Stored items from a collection
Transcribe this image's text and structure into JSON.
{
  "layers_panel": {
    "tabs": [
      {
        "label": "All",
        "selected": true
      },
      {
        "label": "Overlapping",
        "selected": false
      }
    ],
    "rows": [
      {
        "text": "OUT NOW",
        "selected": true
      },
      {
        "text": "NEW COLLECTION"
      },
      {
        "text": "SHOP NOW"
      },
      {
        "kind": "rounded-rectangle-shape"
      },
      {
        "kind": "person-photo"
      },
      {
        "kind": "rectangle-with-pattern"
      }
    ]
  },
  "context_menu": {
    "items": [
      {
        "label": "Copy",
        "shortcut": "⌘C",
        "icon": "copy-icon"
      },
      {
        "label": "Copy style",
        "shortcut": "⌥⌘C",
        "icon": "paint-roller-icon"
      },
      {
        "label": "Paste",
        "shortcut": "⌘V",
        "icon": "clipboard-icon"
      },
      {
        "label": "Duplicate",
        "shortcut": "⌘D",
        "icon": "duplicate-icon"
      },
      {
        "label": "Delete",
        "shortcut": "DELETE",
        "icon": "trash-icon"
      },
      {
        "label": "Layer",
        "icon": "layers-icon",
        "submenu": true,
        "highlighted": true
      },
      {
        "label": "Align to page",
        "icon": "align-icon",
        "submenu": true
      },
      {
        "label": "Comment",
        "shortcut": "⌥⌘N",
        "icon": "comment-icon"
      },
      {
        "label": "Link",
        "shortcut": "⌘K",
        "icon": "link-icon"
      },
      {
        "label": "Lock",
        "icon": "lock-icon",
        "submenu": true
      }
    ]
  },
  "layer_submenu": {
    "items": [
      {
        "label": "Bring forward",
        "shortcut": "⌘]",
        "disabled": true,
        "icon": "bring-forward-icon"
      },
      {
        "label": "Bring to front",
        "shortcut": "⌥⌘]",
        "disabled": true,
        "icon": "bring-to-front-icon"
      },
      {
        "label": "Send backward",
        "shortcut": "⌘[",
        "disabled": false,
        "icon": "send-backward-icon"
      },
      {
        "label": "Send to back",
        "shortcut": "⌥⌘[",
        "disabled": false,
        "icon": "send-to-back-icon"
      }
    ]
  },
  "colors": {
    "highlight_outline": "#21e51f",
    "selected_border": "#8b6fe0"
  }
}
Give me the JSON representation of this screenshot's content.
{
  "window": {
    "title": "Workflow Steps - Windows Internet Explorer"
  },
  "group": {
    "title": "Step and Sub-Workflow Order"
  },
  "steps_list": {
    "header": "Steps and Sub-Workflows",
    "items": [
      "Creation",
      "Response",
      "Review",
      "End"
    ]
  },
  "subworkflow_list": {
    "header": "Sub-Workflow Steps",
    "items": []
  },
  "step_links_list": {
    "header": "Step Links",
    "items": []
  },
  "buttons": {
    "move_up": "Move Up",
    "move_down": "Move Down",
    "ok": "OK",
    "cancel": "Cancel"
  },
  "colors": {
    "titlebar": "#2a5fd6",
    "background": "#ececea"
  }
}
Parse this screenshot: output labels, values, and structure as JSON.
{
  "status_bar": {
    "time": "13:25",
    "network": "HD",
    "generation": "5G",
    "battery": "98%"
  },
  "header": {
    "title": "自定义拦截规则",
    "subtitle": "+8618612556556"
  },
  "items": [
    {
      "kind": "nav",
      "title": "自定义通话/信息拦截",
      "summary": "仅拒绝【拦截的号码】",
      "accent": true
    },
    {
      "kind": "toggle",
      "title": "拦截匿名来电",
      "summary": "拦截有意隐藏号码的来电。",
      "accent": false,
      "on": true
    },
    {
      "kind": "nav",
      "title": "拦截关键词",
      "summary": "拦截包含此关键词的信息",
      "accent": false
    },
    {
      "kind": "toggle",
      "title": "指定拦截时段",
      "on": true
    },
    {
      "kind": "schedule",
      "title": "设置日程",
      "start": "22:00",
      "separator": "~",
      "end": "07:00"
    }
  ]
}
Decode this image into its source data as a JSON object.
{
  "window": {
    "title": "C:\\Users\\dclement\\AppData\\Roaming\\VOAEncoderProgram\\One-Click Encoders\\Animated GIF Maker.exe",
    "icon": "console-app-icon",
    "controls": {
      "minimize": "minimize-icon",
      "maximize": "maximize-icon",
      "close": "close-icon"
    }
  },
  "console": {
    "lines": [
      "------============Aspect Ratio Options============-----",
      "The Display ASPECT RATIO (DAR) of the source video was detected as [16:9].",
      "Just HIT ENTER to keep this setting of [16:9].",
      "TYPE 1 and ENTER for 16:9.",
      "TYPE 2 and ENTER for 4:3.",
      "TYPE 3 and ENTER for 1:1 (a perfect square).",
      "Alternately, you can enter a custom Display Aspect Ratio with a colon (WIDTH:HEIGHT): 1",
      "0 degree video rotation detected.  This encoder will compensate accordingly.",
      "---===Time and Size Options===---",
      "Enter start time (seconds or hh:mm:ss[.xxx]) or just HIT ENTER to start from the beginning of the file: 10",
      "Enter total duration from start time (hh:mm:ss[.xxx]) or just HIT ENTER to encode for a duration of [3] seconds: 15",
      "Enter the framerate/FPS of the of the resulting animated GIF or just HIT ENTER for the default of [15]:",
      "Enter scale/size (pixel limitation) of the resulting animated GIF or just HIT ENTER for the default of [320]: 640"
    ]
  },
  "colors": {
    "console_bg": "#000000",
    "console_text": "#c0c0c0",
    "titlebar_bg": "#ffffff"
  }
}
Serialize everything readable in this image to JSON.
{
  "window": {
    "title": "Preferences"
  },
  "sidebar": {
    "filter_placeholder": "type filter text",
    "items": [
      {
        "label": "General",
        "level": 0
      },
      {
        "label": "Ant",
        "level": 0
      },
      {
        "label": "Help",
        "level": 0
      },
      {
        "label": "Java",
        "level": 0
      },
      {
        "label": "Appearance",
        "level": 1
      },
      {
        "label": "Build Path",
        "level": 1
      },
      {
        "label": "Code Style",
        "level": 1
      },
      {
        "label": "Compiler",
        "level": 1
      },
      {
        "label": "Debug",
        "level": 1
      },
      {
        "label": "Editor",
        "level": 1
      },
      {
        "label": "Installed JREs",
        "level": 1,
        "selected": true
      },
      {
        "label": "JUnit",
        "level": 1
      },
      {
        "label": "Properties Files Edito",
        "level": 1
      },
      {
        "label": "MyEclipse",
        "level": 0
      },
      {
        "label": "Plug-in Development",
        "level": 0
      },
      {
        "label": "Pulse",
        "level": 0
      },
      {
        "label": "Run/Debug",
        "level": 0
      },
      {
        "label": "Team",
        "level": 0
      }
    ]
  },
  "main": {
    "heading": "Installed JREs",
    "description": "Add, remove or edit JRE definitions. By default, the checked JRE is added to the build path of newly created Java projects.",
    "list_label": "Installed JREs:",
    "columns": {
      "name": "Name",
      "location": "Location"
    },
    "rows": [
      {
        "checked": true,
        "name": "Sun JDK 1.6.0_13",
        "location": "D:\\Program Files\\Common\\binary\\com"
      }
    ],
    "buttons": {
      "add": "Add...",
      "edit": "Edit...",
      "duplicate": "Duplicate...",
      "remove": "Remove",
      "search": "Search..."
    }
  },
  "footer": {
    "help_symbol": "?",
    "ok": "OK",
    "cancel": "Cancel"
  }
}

◆ Problem to work on ◆
Extract each entry in full and write it down exactly.

◆ Correct result ◆
Transcribe this image's text and structure into JSON.
{
  "layers_panel": {
    "tabs": [
      {
        "label": "All",
        "selected": true
      },
      {
        "label": "Overlapping",
        "selected": false
      }
    ],
    "rows": [
      {
        "text": "OUT NOW",
        "selected": true
      },
      {
        "text": "NEW COLLECTION"
      },
      {
        "text": "SHOP NOW"
      },
      {
        "kind": "rounded-rectangle-shape"
      },
      {
        "kind": "person-photo"
      },
      {
        "kind": "rectangle-with-pattern"
      }
    ]
  },
  "context_menu": {
    "items": [
      {
        "label": "Copy",
        "shortcut": "⌘C",
        "icon": "copy-icon"
      },
      {
        "label": "Copy style",
        "shortcut": "⌥⌘C",
        "icon": "paint-roller-icon"
      },
      {
        "label": "Paste",
        "shortcut": "⌘V",
        "icon": "clipboard-icon"
      },
      {
        "label": "Duplicate",
        "shortcut": "⌘D",
        "icon": "duplicate-icon"
      },
      {
        "label": "Delete",
        "shortcut": "DELETE",
        "icon": "trash-icon"
      },
      {
        "label": "Layer",
        "icon": "layers-icon",
        "submenu": true,
        "highlighted": true
      },
      {
        "label": "Align to page",
        "icon": "align-icon",
        "submenu": true
      },
      {
        "label": "Comment",
        "shortcut": "⌥⌘N",
        "icon": "comment-icon"
      },
      {
        "label": "Link",
        "shortcut": "⌘K",
        "icon": "link-icon"
      },
      {
        "label": "Lock",
        "icon": "lock-icon",
        "submenu": true
      }
    ]
  },
  "layer_submenu": {
    "items": [
      {
        "label": "Bring forward",
        "shortcut": "⌘]",
        "disabled": true,
        "icon": "bring-forward-icon"
      },
      {
        "label": "Bring to front",
        "shortcut": "⌥⌘]",
        "disabled": true,
        "icon": "bring-to-front-icon"
      },
      {
        "label": "Send backward",
        "shortcut": "⌘[",
        "disabled": false,
        "icon": "send-backward-icon"
      },
      {
        "label": "Send to back",
        "shortcut": "⌥⌘[",
        "disabled": false,
        "icon": "send-to-back-icon"
      }
    ]
  },
  "colors": {
    "highlight_outline": "#21e51f",
    "selected_border": "#8b6fe0"
  }
}
Give me the JSON representation of this screenshot's content.
{
  "window": {
    "title": "Workflow Steps - Windows Internet Explorer"
  },
  "group": {
    "title": "Step and Sub-Workflow Order"
  },
  "steps_list": {
    "header": "Steps and Sub-Workflows",
    "items": [
      "Creation",
      "Response",
      "Review",
      "End"
    ]
  },
  "subworkflow_list": {
    "header": "Sub-Workflow Steps",
    "items": []
  },
  "step_links_list": {
    "header": "Step Links",
    "items": []
  },
  "buttons": {
    "move_up": "Move Up",
    "move_down": "Move Down",
    "ok": "OK",
    "cancel": "Cancel"
  },
  "colors": {
    "titlebar": "#2a5fd6",
    "background": "#ececea"
  }
}
Parse this screenshot: output labels, values, and structure as JSON.
{
  "status_bar": {
    "time": "13:25",
    "network": "HD",
    "generation": "5G",
    "battery": "98%"
  },
  "header": {
    "title": "自定义拦截规则",
    "subtitle": "+8618612556556"
  },
  "items": [
    {
      "kind": "nav",
      "title": "自定义通话/信息拦截",
      "summary": "仅拒绝【拦截的号码】",
      "accent": true
    },
    {
      "kind": "toggle",
      "title": "拦截匿名来电",
      "summary": "拦截有意隐藏号码的来电。",
      "accent": false,
      "on": true
    },
    {
      "kind": "nav",
      "title": "拦截关键词",
      "summary": "拦截包含此关键词的信息",
      "accent": false
    },
    {
      "kind": "toggle",
      "title": "指定拦截时段",
      "on": true
    },
    {
      "kind": "schedule",
      "title": "设置日程",
      "start": "22:00",
      "separator": "~",
      "end": "07:00"
    }
  ]
}
Decode this image into its source data as a JSON object.
{
  "window": {
    "title": "C:\\Users\\dclement\\AppData\\Roaming\\VOAEncoderProgram\\One-Click Encoders\\Animated GIF Maker.exe",
    "icon": "console-app-icon",
    "controls": {
      "minimize": "minimize-icon",
      "maximize": "maximize-icon",
      "close": "close-icon"
    }
  },
  "console": {
    "lines": [
      "------============Aspect Ratio Options============-----",
      "The Display ASPECT RATIO (DAR) of the source video was detected as [16:9].",
      "Just HIT ENTER to keep this setting of [16:9].",
      "TYPE 1 and ENTER for 16:9.",
      "TYPE 2 and ENTER for 4:3.",
      "TYPE 3 and ENTER for 1:1 (a perfect square).",
      "Alternately, you can enter a custom Display Aspect Ratio with a colon (WIDTH:HEIGHT): 1",
      "0 degree video rotation detected.  This encoder will compensate accordingly.",
      "---===Time and Size Options===---",
      "Enter start time (seconds or hh:mm:ss[.xxx]) or just HIT ENTER to start from the beginning of the file: 10",
      "Enter total duration from start time (hh:mm:ss[.xxx]) or just HIT ENTER to encode for a duration of [3] seconds: 15",
      "Enter the framerate/FPS of the of the resulting animated GIF or just HIT ENTER for the default of [15]:",
      "Enter scale/size (pixel limitation) of the resulting animated GIF or just HIT ENTER for the default of [320]: 640"
    ]
  },
  "colors": {
    "console_bg": "#000000",
    "console_text": "#c0c0c0",
    "titlebar_bg": "#ffffff"
  }
}
Serialize everything readable in this image to JSON.
{
  "window": {
    "title": "Preferences"
  },
  "sidebar": {
    "filter_placeholder": "type filter text",
    "items": [
      {
        "label": "General",
        "level": 0
      },
      {
        "label": "Ant",
        "level": 0
      },
      {
        "label": "Help",
        "level": 0
      },
      {
        "label": "Java",
        "level": 0
      },
      {
        "label": "Appearance",
        "level": 1
      },
      {
        "label": "Build Path",
        "level": 1
      },
      {
        "label": "Code Style",
        "level": 1
      },
      {
        "label": "Compiler",
        "level": 1
      },
      {
        "label": "Debug",
        "level": 1
      },
      {
        "label": "Editor",
        "level": 1
      },
      {
        "label": "Installed JREs",
        "level": 1,
        "selected": true
      },
      {
        "label": "JUnit",
        "level": 1
      },
      {
        "label": "Properties Files Edito",
        "level": 1
      },
      {
        "label": "MyEclipse",
        "level": 0
      },
      {
        "label": "Plug-in Development",
        "level": 0
      },
      {
        "label": "Pulse",
        "level": 0
      },
      {
        "label": "Run/Debug",
        "level": 0
      },
      {
        "label": "Team",
        "level": 0
      }
    ]
  },
  "main": {
    "heading": "Installed JREs",
    "description": "Add, remove or edit JRE definitions. By default, the checked JRE is added to the build path of newly created Java projects.",
    "list_label": "Installed JREs:",
    "columns": {
      "name": "Name",
      "location": "Location"
    },
    "rows": [
      {
        "checked": true,
        "name": "Sun JDK 1.6.0_13",
        "location": "D:\\Program Files\\Common\\binary\\com"
      }
    ],
    "buttons": {
      "add": "Add...",
      "edit": "Edit...",
      "duplicate": "Duplicate...",
      "remove": "Remove",
      "search": "Search..."
    }
  },
  "footer": {
    "help_symbol": "?",
    "ok": "OK",
    "cancel": "Cancel"
  }
}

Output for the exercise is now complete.